> [What is being asked]
Without including the pictures, copy out every line below.

> [Excerpted records]
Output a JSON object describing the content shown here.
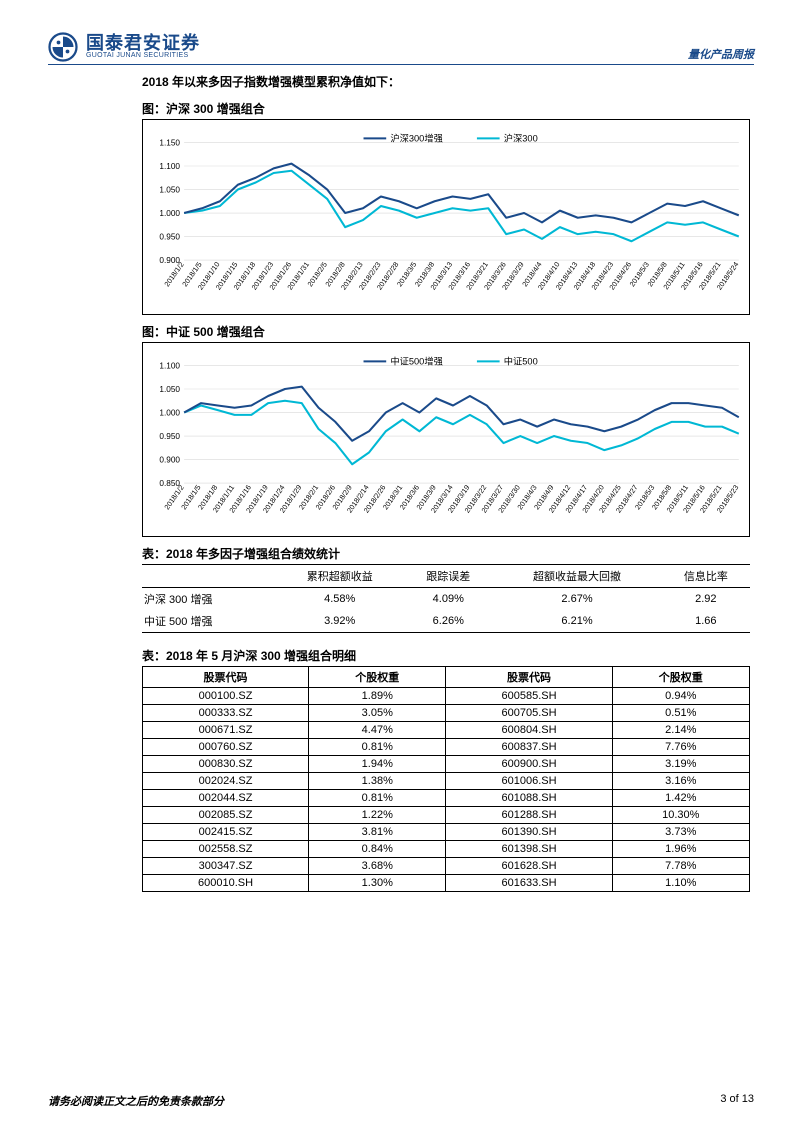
{
  "header": {
    "logo_cn": "国泰君安证券",
    "logo_en": "GUOTAI JUNAN SECURITIES",
    "right": "量化产品周报"
  },
  "intro": "2018 年以来多因子指数增强模型累积净值如下：",
  "chart1": {
    "title": "图：沪深 300 增强组合",
    "type": "line",
    "legend": [
      "沪深300增强",
      "沪深300"
    ],
    "colors": [
      "#1a4a8a",
      "#00b8d4"
    ],
    "ylim": [
      0.9,
      1.15
    ],
    "yticks": [
      0.9,
      0.95,
      1.0,
      1.05,
      1.1,
      1.15
    ],
    "xlabels": [
      "2018/1/2",
      "2018/1/5",
      "2018/1/10",
      "2018/1/15",
      "2018/1/18",
      "2018/1/23",
      "2018/1/26",
      "2018/1/31",
      "2018/2/5",
      "2018/2/8",
      "2018/2/13",
      "2018/2/23",
      "2018/2/28",
      "2018/3/5",
      "2018/3/8",
      "2018/3/13",
      "2018/3/16",
      "2018/3/21",
      "2018/3/26",
      "2018/3/29",
      "2018/4/4",
      "2018/4/10",
      "2018/4/13",
      "2018/4/18",
      "2018/4/23",
      "2018/4/26",
      "2018/5/3",
      "2018/5/8",
      "2018/5/11",
      "2018/5/16",
      "2018/5/21",
      "2018/5/24"
    ],
    "series1": [
      1.0,
      1.01,
      1.025,
      1.06,
      1.075,
      1.095,
      1.105,
      1.08,
      1.05,
      1.0,
      1.01,
      1.035,
      1.025,
      1.01,
      1.025,
      1.035,
      1.03,
      1.04,
      0.99,
      1.0,
      0.98,
      1.005,
      0.99,
      0.995,
      0.99,
      0.98,
      1.0,
      1.02,
      1.015,
      1.025,
      1.01,
      0.995
    ],
    "series2": [
      1.0,
      1.005,
      1.015,
      1.05,
      1.065,
      1.085,
      1.09,
      1.06,
      1.03,
      0.97,
      0.985,
      1.015,
      1.005,
      0.99,
      1.0,
      1.01,
      1.005,
      1.01,
      0.955,
      0.965,
      0.945,
      0.97,
      0.955,
      0.96,
      0.955,
      0.94,
      0.96,
      0.98,
      0.975,
      0.98,
      0.965,
      0.95
    ],
    "line_width": 2,
    "bg": "#ffffff",
    "grid": "#d9d9d9",
    "label_fontsize": 7
  },
  "chart2": {
    "title": "图：中证 500 增强组合",
    "type": "line",
    "legend": [
      "中证500增强",
      "中证500"
    ],
    "colors": [
      "#1a4a8a",
      "#00b8d4"
    ],
    "ylim": [
      0.85,
      1.1
    ],
    "yticks": [
      0.85,
      0.9,
      0.95,
      1.0,
      1.05,
      1.1
    ],
    "xlabels": [
      "2018/1/2",
      "2018/1/5",
      "2018/1/8",
      "2018/1/11",
      "2018/1/16",
      "2018/1/19",
      "2018/1/24",
      "2018/1/29",
      "2018/2/1",
      "2018/2/6",
      "2018/2/9",
      "2018/2/14",
      "2018/2/26",
      "2018/3/1",
      "2018/3/6",
      "2018/3/9",
      "2018/3/14",
      "2018/3/19",
      "2018/3/22",
      "2018/3/27",
      "2018/3/30",
      "2018/4/3",
      "2018/4/9",
      "2018/4/12",
      "2018/4/17",
      "2018/4/20",
      "2018/4/25",
      "2018/4/27",
      "2018/5/3",
      "2018/5/8",
      "2018/5/11",
      "2018/5/16",
      "2018/5/21",
      "2018/5/23"
    ],
    "series1": [
      1.0,
      1.02,
      1.015,
      1.01,
      1.015,
      1.035,
      1.05,
      1.055,
      1.01,
      0.98,
      0.94,
      0.96,
      1.0,
      1.02,
      1.0,
      1.03,
      1.015,
      1.035,
      1.015,
      0.975,
      0.985,
      0.97,
      0.985,
      0.975,
      0.97,
      0.96,
      0.97,
      0.985,
      1.005,
      1.02,
      1.02,
      1.015,
      1.01,
      0.99
    ],
    "series2": [
      1.0,
      1.015,
      1.005,
      0.995,
      0.995,
      1.02,
      1.025,
      1.02,
      0.965,
      0.935,
      0.89,
      0.915,
      0.96,
      0.985,
      0.96,
      0.99,
      0.975,
      0.995,
      0.975,
      0.935,
      0.95,
      0.935,
      0.95,
      0.94,
      0.935,
      0.92,
      0.93,
      0.945,
      0.965,
      0.98,
      0.98,
      0.97,
      0.97,
      0.955
    ],
    "line_width": 2,
    "bg": "#ffffff",
    "grid": "#d9d9d9",
    "label_fontsize": 7
  },
  "stats": {
    "title": "表：2018 年多因子增强组合绩效统计",
    "columns": [
      "",
      "累积超额收益",
      "跟踪误差",
      "超额收益最大回撤",
      "信息比率"
    ],
    "rows": [
      [
        "沪深 300 增强",
        "4.58%",
        "4.09%",
        "2.67%",
        "2.92"
      ],
      [
        "中证 500 增强",
        "3.92%",
        "6.26%",
        "6.21%",
        "1.66"
      ]
    ]
  },
  "detail": {
    "title": "表：2018 年 5 月沪深 300 增强组合明细",
    "columns": [
      "股票代码",
      "个股权重",
      "股票代码",
      "个股权重"
    ],
    "rows": [
      [
        "000100.SZ",
        "1.89%",
        "600585.SH",
        "0.94%"
      ],
      [
        "000333.SZ",
        "3.05%",
        "600705.SH",
        "0.51%"
      ],
      [
        "000671.SZ",
        "4.47%",
        "600804.SH",
        "2.14%"
      ],
      [
        "000760.SZ",
        "0.81%",
        "600837.SH",
        "7.76%"
      ],
      [
        "000830.SZ",
        "1.94%",
        "600900.SH",
        "3.19%"
      ],
      [
        "002024.SZ",
        "1.38%",
        "601006.SH",
        "3.16%"
      ],
      [
        "002044.SZ",
        "0.81%",
        "601088.SH",
        "1.42%"
      ],
      [
        "002085.SZ",
        "1.22%",
        "601288.SH",
        "10.30%"
      ],
      [
        "002415.SZ",
        "3.81%",
        "601390.SH",
        "3.73%"
      ],
      [
        "002558.SZ",
        "0.84%",
        "601398.SH",
        "1.96%"
      ],
      [
        "300347.SZ",
        "3.68%",
        "601628.SH",
        "7.78%"
      ],
      [
        "600010.SH",
        "1.30%",
        "601633.SH",
        "1.10%"
      ]
    ]
  },
  "footer": {
    "left": "请务必阅读正文之后的免责条款部分",
    "right": "3 of 13"
  }
}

> [Written response]
Output a JSON object describing the content shown here.
{
  "header": {
    "logo_cn": "国泰君安证券",
    "logo_en": "GUOTAI JUNAN SECURITIES",
    "right": "量化产品周报"
  },
  "intro": "2018 年以来多因子指数增强模型累积净值如下：",
  "chart1": {
    "title": "图：沪深 300 增强组合",
    "type": "line",
    "legend": [
      "沪深300增强",
      "沪深300"
    ],
    "colors": [
      "#1a4a8a",
      "#00b8d4"
    ],
    "ylim": [
      0.9,
      1.15
    ],
    "yticks": [
      0.9,
      0.95,
      1.0,
      1.05,
      1.1,
      1.15
    ],
    "xlabels": [
      "2018/1/2",
      "2018/1/5",
      "2018/1/10",
      "2018/1/15",
      "2018/1/18",
      "2018/1/23",
      "2018/1/26",
      "2018/1/31",
      "2018/2/5",
      "2018/2/8",
      "2018/2/13",
      "2018/2/23",
      "2018/2/28",
      "2018/3/5",
      "2018/3/8",
      "2018/3/13",
      "2018/3/16",
      "2018/3/21",
      "2018/3/26",
      "2018/3/29",
      "2018/4/4",
      "2018/4/10",
      "2018/4/13",
      "2018/4/18",
      "2018/4/23",
      "2018/4/26",
      "2018/5/3",
      "2018/5/8",
      "2018/5/11",
      "2018/5/16",
      "2018/5/21",
      "2018/5/24"
    ],
    "series1": [
      1.0,
      1.01,
      1.025,
      1.06,
      1.075,
      1.095,
      1.105,
      1.08,
      1.05,
      1.0,
      1.01,
      1.035,
      1.025,
      1.01,
      1.025,
      1.035,
      1.03,
      1.04,
      0.99,
      1.0,
      0.98,
      1.005,
      0.99,
      0.995,
      0.99,
      0.98,
      1.0,
      1.02,
      1.015,
      1.025,
      1.01,
      0.995
    ],
    "series2": [
      1.0,
      1.005,
      1.015,
      1.05,
      1.065,
      1.085,
      1.09,
      1.06,
      1.03,
      0.97,
      0.985,
      1.015,
      1.005,
      0.99,
      1.0,
      1.01,
      1.005,
      1.01,
      0.955,
      0.965,
      0.945,
      0.97,
      0.955,
      0.96,
      0.955,
      0.94,
      0.96,
      0.98,
      0.975,
      0.98,
      0.965,
      0.95
    ],
    "line_width": 2,
    "bg": "#ffffff",
    "grid": "#d9d9d9",
    "label_fontsize": 7
  },
  "chart2": {
    "title": "图：中证 500 增强组合",
    "type": "line",
    "legend": [
      "中证500增强",
      "中证500"
    ],
    "colors": [
      "#1a4a8a",
      "#00b8d4"
    ],
    "ylim": [
      0.85,
      1.1
    ],
    "yticks": [
      0.85,
      0.9,
      0.95,
      1.0,
      1.05,
      1.1
    ],
    "xlabels": [
      "2018/1/2",
      "2018/1/5",
      "2018/1/8",
      "2018/1/11",
      "2018/1/16",
      "2018/1/19",
      "2018/1/24",
      "2018/1/29",
      "2018/2/1",
      "2018/2/6",
      "2018/2/9",
      "2018/2/14",
      "2018/2/26",
      "2018/3/1",
      "2018/3/6",
      "2018/3/9",
      "2018/3/14",
      "2018/3/19",
      "2018/3/22",
      "2018/3/27",
      "2018/3/30",
      "2018/4/3",
      "2018/4/9",
      "2018/4/12",
      "2018/4/17",
      "2018/4/20",
      "2018/4/25",
      "2018/4/27",
      "2018/5/3",
      "2018/5/8",
      "2018/5/11",
      "2018/5/16",
      "2018/5/21",
      "2018/5/23"
    ],
    "series1": [
      1.0,
      1.02,
      1.015,
      1.01,
      1.015,
      1.035,
      1.05,
      1.055,
      1.01,
      0.98,
      0.94,
      0.96,
      1.0,
      1.02,
      1.0,
      1.03,
      1.015,
      1.035,
      1.015,
      0.975,
      0.985,
      0.97,
      0.985,
      0.975,
      0.97,
      0.96,
      0.97,
      0.985,
      1.005,
      1.02,
      1.02,
      1.015,
      1.01,
      0.99
    ],
    "series2": [
      1.0,
      1.015,
      1.005,
      0.995,
      0.995,
      1.02,
      1.025,
      1.02,
      0.965,
      0.935,
      0.89,
      0.915,
      0.96,
      0.985,
      0.96,
      0.99,
      0.975,
      0.995,
      0.975,
      0.935,
      0.95,
      0.935,
      0.95,
      0.94,
      0.935,
      0.92,
      0.93,
      0.945,
      0.965,
      0.98,
      0.98,
      0.97,
      0.97,
      0.955
    ],
    "line_width": 2,
    "bg": "#ffffff",
    "grid": "#d9d9d9",
    "label_fontsize": 7
  },
  "stats": {
    "title": "表：2018 年多因子增强组合绩效统计",
    "columns": [
      "",
      "累积超额收益",
      "跟踪误差",
      "超额收益最大回撤",
      "信息比率"
    ],
    "rows": [
      [
        "沪深 300 增强",
        "4.58%",
        "4.09%",
        "2.67%",
        "2.92"
      ],
      [
        "中证 500 增强",
        "3.92%",
        "6.26%",
        "6.21%",
        "1.66"
      ]
    ]
  },
  "detail": {
    "title": "表：2018 年 5 月沪深 300 增强组合明细",
    "columns": [
      "股票代码",
      "个股权重",
      "股票代码",
      "个股权重"
    ],
    "rows": [
      [
        "000100.SZ",
        "1.89%",
        "600585.SH",
        "0.94%"
      ],
      [
        "000333.SZ",
        "3.05%",
        "600705.SH",
        "0.51%"
      ],
      [
        "000671.SZ",
        "4.47%",
        "600804.SH",
        "2.14%"
      ],
      [
        "000760.SZ",
        "0.81%",
        "600837.SH",
        "7.76%"
      ],
      [
        "000830.SZ",
        "1.94%",
        "600900.SH",
        "3.19%"
      ],
      [
        "002024.SZ",
        "1.38%",
        "601006.SH",
        "3.16%"
      ],
      [
        "002044.SZ",
        "0.81%",
        "601088.SH",
        "1.42%"
      ],
      [
        "002085.SZ",
        "1.22%",
        "601288.SH",
        "10.30%"
      ],
      [
        "002415.SZ",
        "3.81%",
        "601390.SH",
        "3.73%"
      ],
      [
        "002558.SZ",
        "0.84%",
        "601398.SH",
        "1.96%"
      ],
      [
        "300347.SZ",
        "3.68%",
        "601628.SH",
        "7.78%"
      ],
      [
        "600010.SH",
        "1.30%",
        "601633.SH",
        "1.10%"
      ]
    ]
  },
  "footer": {
    "left": "请务必阅读正文之后的免责条款部分",
    "right": "3 of 13"
  }
}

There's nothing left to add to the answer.